RECORDS FOR THE EXERCISE:
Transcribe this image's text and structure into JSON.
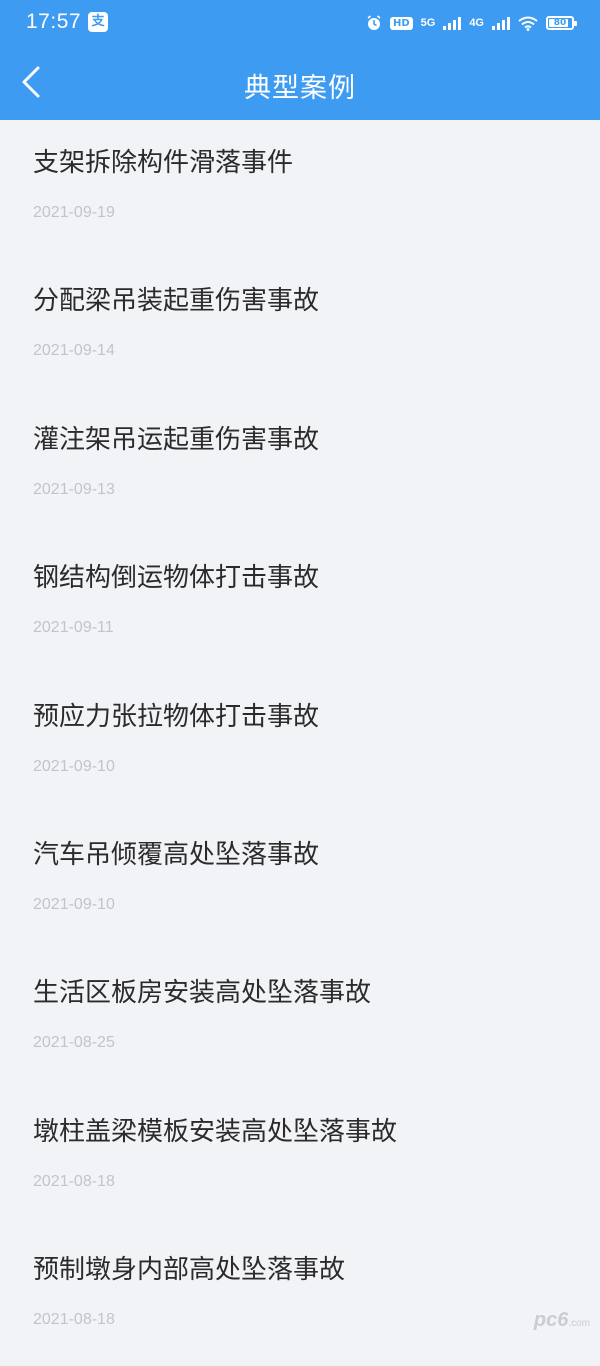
{
  "status_bar": {
    "time": "17:57",
    "app_icon_glyph": "支",
    "hd_label": "HD",
    "network_5g": "5G",
    "network_4g": "4G",
    "battery_level": "80"
  },
  "nav": {
    "title": "典型案例",
    "back_icon": "chevron-left-icon"
  },
  "cases": [
    {
      "title": "支架拆除构件滑落事件",
      "date": "2021-09-19"
    },
    {
      "title": "分配梁吊装起重伤害事故",
      "date": "2021-09-14"
    },
    {
      "title": "灌注架吊运起重伤害事故",
      "date": "2021-09-13"
    },
    {
      "title": "钢结构倒运物体打击事故",
      "date": "2021-09-11"
    },
    {
      "title": "预应力张拉物体打击事故",
      "date": "2021-09-10"
    },
    {
      "title": "汽车吊倾覆高处坠落事故",
      "date": "2021-09-10"
    },
    {
      "title": "生活区板房安装高处坠落事故",
      "date": "2021-08-25"
    },
    {
      "title": "墩柱盖梁模板安装高处坠落事故",
      "date": "2021-08-18"
    },
    {
      "title": "预制墩身内部高处坠落事故",
      "date": "2021-08-18"
    }
  ],
  "watermark": {
    "text": "pc6",
    "suffix": ".com"
  },
  "colors": {
    "header": "#3d9bf2",
    "background": "#f2f3f6",
    "title_text": "#2b2b2b",
    "date_text": "#c2c4c8"
  }
}
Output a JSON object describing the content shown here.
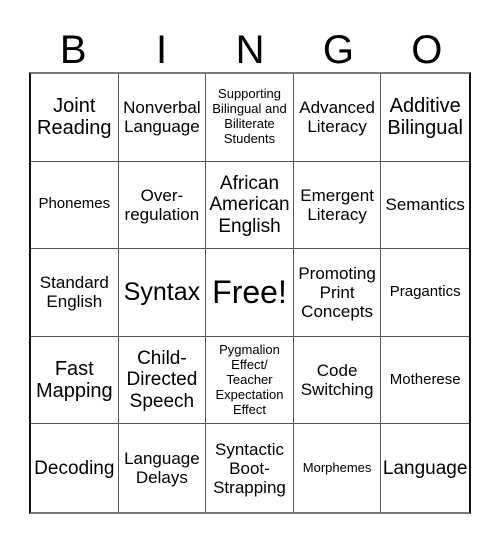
{
  "header": {
    "letters": [
      "B",
      "I",
      "N",
      "G",
      "O"
    ]
  },
  "card": {
    "cells": [
      "Joint Reading",
      "Nonverbal Language",
      "Supporting Bilingual and Biliterate Students",
      "Advanced Literacy",
      "Additive Bilingual",
      "Phonemes",
      "Over-regulation",
      "African American English",
      "Emergent Literacy",
      "Semantics",
      "Standard English",
      "Syntax",
      "Free!",
      "Promoting Print Concepts",
      "Pragantics",
      "Fast Mapping",
      "Child-Directed Speech",
      "Pygmalion Effect/ Teacher Expectation Effect",
      "Code Switching",
      "Motherese",
      "Decoding",
      "Language Delays",
      "Syntactic Boot-Strapping",
      "Morphemes",
      "Language"
    ],
    "free_space": "Free!"
  }
}
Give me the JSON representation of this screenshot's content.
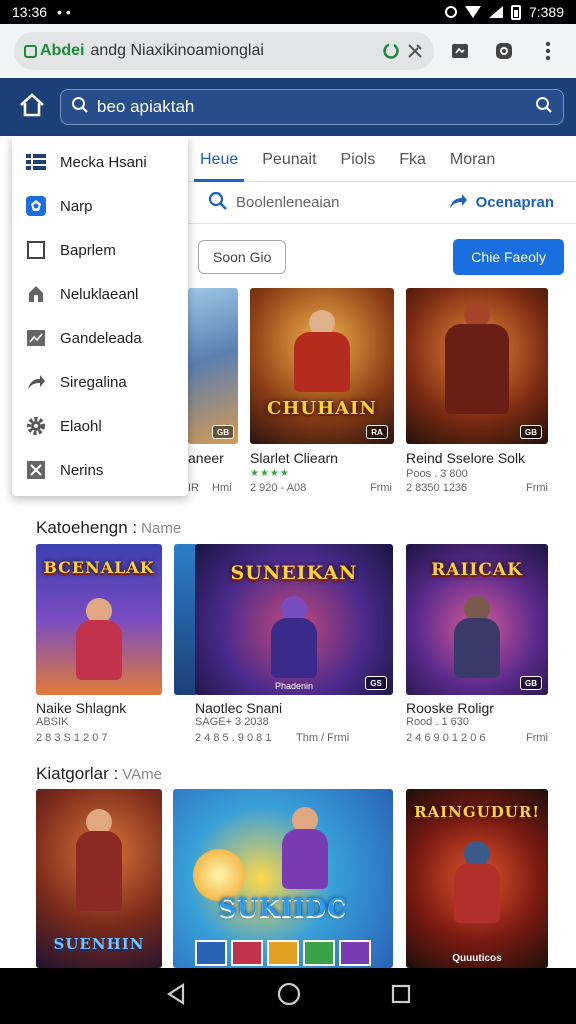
{
  "status_bar": {
    "time": "13:36",
    "battery": "7:389"
  },
  "browser": {
    "site_label": "Abdei",
    "url": "andg Niaxikinoamionglai"
  },
  "app_header": {
    "search_text": "beo apiaktah"
  },
  "tabs": [
    {
      "label": "Heue",
      "active": true
    },
    {
      "label": "Peunait",
      "active": false
    },
    {
      "label": "Piols",
      "active": false
    },
    {
      "label": "Fka",
      "active": false
    },
    {
      "label": "Moran",
      "active": false
    }
  ],
  "subrow": {
    "search_placeholder": "Boolenleneaian",
    "link_label": "Ocenapran"
  },
  "buttons": {
    "outline_label": "Soon Gio",
    "primary_label": "Chie Faeoly"
  },
  "drawer": {
    "items": [
      {
        "label": "Mecka Hsani",
        "icon": "list-icon"
      },
      {
        "label": "Narp",
        "icon": "badge-icon"
      },
      {
        "label": "Baprlem",
        "icon": "square-icon"
      },
      {
        "label": "Neluklaeanl",
        "icon": "home-icon"
      },
      {
        "label": "Gandeleada",
        "icon": "image-icon"
      },
      {
        "label": "Siregalina",
        "icon": "share-icon"
      },
      {
        "label": "Elaohl",
        "icon": "gear-icon"
      },
      {
        "label": "Nerins",
        "icon": "tools-icon"
      }
    ]
  },
  "row1": {
    "cards": [
      {
        "name": "aneer",
        "meta": "IR",
        "size": "Hmi",
        "thumb_title": "",
        "badge": "GB"
      },
      {
        "name": "Slarlet Cliearn",
        "meta": "2 920 - A08",
        "size": "Frmi",
        "thumb_title": "CHUHAIN",
        "badge": "RA",
        "stars": "★★★★"
      },
      {
        "name": "Reind Sselore Solk",
        "meta": "Poos . 3 800",
        "meta2": "2 8350 1236",
        "size": "Frmi",
        "thumb_title": "",
        "badge": "GB"
      }
    ]
  },
  "section2": {
    "title": "Katoehengn :",
    "muted": "Name"
  },
  "row2": {
    "cards": [
      {
        "name": "Naike Shlagnk",
        "meta": "2 8 3 S 1 2 0 7",
        "meta0": "ABSIK",
        "size": "",
        "thumb_title": "BCENALAK",
        "badge": ""
      },
      {
        "name": "Naotlec Snani",
        "meta0": "SAGE+ 3 2038",
        "meta": "2 4 8 5 . 9 0 8 1",
        "size": "Thm / Frmi",
        "thumb_title": "SUNEIKAN",
        "badge": "GS",
        "sub_caption": "Phadenin"
      },
      {
        "name": "Rooske Roligr",
        "meta0": "Rood . 1 630",
        "meta": "2 4 6 9 0 1 2 0 6",
        "size": "Frmi",
        "thumb_title": "RAIICAK",
        "badge": "GB"
      }
    ]
  },
  "section3": {
    "title": "Kiatgorlar :",
    "muted": "VAme"
  },
  "row3": {
    "cards": [
      {
        "thumb_title": "SUENHIN"
      },
      {
        "thumb_title": "SUKIIDC"
      },
      {
        "thumb_title": "RAINGUDUR!",
        "sub_caption": "Quuuticos"
      }
    ]
  },
  "theme": {
    "header_bg": "#1d3f78",
    "accent": "#1a62c6",
    "primary_button": "#1a6fe0"
  }
}
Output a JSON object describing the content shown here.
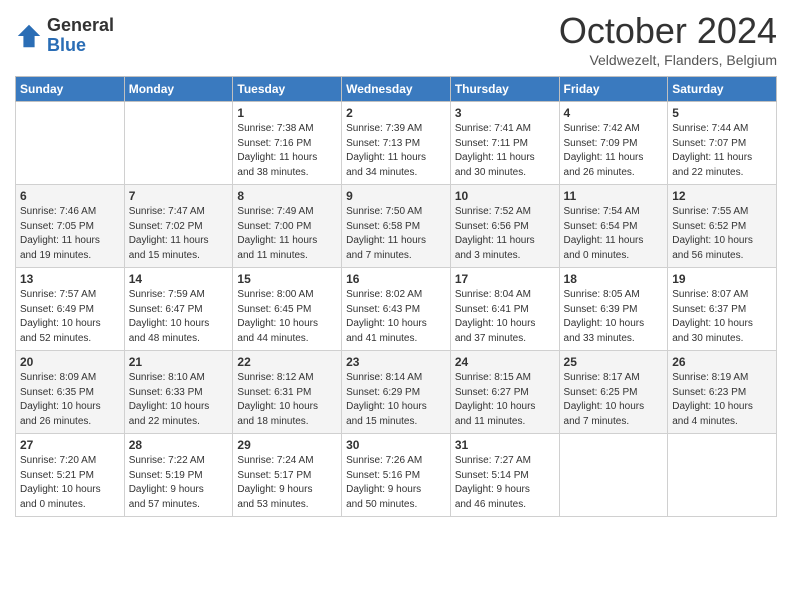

WHAT THE TASK ASKS:
Would you return the data exactly as written, without the pictures?

SOLUTION TO THE EXERCISE:
Transcribe this image's text and structure into JSON.
{
  "status_bar": {
    "time": "17:57",
    "app_icon_glyph": "支",
    "hd_label": "HD",
    "network_5g": "5G",
    "network_4g": "4G",
    "battery_level": "80"
  },
  "nav": {
    "title": "典型案例",
    "back_icon": "chevron-left-icon"
  },
  "cases": [
    {
      "title": "支架拆除构件滑落事件",
      "date": "2021-09-19"
    },
    {
      "title": "分配梁吊装起重伤害事故",
      "date": "2021-09-14"
    },
    {
      "title": "灌注架吊运起重伤害事故",
      "date": "2021-09-13"
    },
    {
      "title": "钢结构倒运物体打击事故",
      "date": "2021-09-11"
    },
    {
      "title": "预应力张拉物体打击事故",
      "date": "2021-09-10"
    },
    {
      "title": "汽车吊倾覆高处坠落事故",
      "date": "2021-09-10"
    },
    {
      "title": "生活区板房安装高处坠落事故",
      "date": "2021-08-25"
    },
    {
      "title": "墩柱盖梁模板安装高处坠落事故",
      "date": "2021-08-18"
    },
    {
      "title": "预制墩身内部高处坠落事故",
      "date": "2021-08-18"
    }
  ],
  "watermark": {
    "text": "pc6",
    "suffix": ".com"
  },
  "colors": {
    "header": "#3d9bf2",
    "background": "#f2f3f6",
    "title_text": "#2b2b2b",
    "date_text": "#c2c4c8"
  }
}
Output a JSON object describing the content shown here.
{
  "header": {
    "letters": [
      "B",
      "I",
      "N",
      "G",
      "O"
    ]
  },
  "card": {
    "cells": [
      "Joint Reading",
      "Nonverbal Language",
      "Supporting Bilingual and Biliterate Students",
      "Advanced Literacy",
      "Additive Bilingual",
      "Phonemes",
      "Over-regulation",
      "African American English",
      "Emergent Literacy",
      "Semantics",
      "Standard English",
      "Syntax",
      "Free!",
      "Promoting Print Concepts",
      "Pragantics",
      "Fast Mapping",
      "Child-Directed Speech",
      "Pygmalion Effect/ Teacher Expectation Effect",
      "Code Switching",
      "Motherese",
      "Decoding",
      "Language Delays",
      "Syntactic Boot-Strapping",
      "Morphemes",
      "Language"
    ],
    "free_space": "Free!"
  }
}
Give me the JSON representation of this screenshot's content.
{
  "status_bar": {
    "time": "13:36",
    "battery": "7:389"
  },
  "browser": {
    "site_label": "Abdei",
    "url": "andg Niaxikinoamionglai"
  },
  "app_header": {
    "search_text": "beo apiaktah"
  },
  "tabs": [
    {
      "label": "Heue",
      "active": true
    },
    {
      "label": "Peunait",
      "active": false
    },
    {
      "label": "Piols",
      "active": false
    },
    {
      "label": "Fka",
      "active": false
    },
    {
      "label": "Moran",
      "active": false
    }
  ],
  "subrow": {
    "search_placeholder": "Boolenleneaian",
    "link_label": "Ocenapran"
  },
  "buttons": {
    "outline_label": "Soon Gio",
    "primary_label": "Chie Faeoly"
  },
  "drawer": {
    "items": [
      {
        "label": "Mecka Hsani",
        "icon": "list-icon"
      },
      {
        "label": "Narp",
        "icon": "badge-icon"
      },
      {
        "label": "Baprlem",
        "icon": "square-icon"
      },
      {
        "label": "Neluklaeanl",
        "icon": "home-icon"
      },
      {
        "label": "Gandeleada",
        "icon": "image-icon"
      },
      {
        "label": "Siregalina",
        "icon": "share-icon"
      },
      {
        "label": "Elaohl",
        "icon": "gear-icon"
      },
      {
        "label": "Nerins",
        "icon": "tools-icon"
      }
    ]
  },
  "row1": {
    "cards": [
      {
        "name": "aneer",
        "meta": "IR",
        "size": "Hmi",
        "thumb_title": "",
        "badge": "GB"
      },
      {
        "name": "Slarlet Cliearn",
        "meta": "2 920 - A08",
        "size": "Frmi",
        "thumb_title": "CHUHAIN",
        "badge": "RA",
        "stars": "★★★★"
      },
      {
        "name": "Reind Sselore Solk",
        "meta": "Poos . 3 800",
        "meta2": "2 8350 1236",
        "size": "Frmi",
        "thumb_title": "",
        "badge": "GB"
      }
    ]
  },
  "section2": {
    "title": "Katoehengn :",
    "muted": "Name"
  },
  "row2": {
    "cards": [
      {
        "name": "Naike Shlagnk",
        "meta": "2 8 3 S 1 2 0 7",
        "meta0": "ABSIK",
        "size": "",
        "thumb_title": "BCENALAK",
        "badge": ""
      },
      {
        "name": "Naotlec Snani",
        "meta0": "SAGE+ 3 2038",
        "meta": "2 4 8 5 . 9 0 8 1",
        "size": "Thm / Frmi",
        "thumb_title": "SUNEIKAN",
        "badge": "GS",
        "sub_caption": "Phadenin"
      },
      {
        "name": "Rooske Roligr",
        "meta0": "Rood . 1 630",
        "meta": "2 4 6 9 0 1 2 0 6",
        "size": "Frmi",
        "thumb_title": "RAIICAK",
        "badge": "GB"
      }
    ]
  },
  "section3": {
    "title": "Kiatgorlar :",
    "muted": "VAme"
  },
  "row3": {
    "cards": [
      {
        "thumb_title": "SUENHIN"
      },
      {
        "thumb_title": "SUKIIDC"
      },
      {
        "thumb_title": "RAINGUDUR!",
        "sub_caption": "Quuuticos"
      }
    ]
  },
  "theme": {
    "header_bg": "#1d3f78",
    "accent": "#1a62c6",
    "primary_button": "#1a6fe0"
  }
}
Output a JSON object describing the content shown here.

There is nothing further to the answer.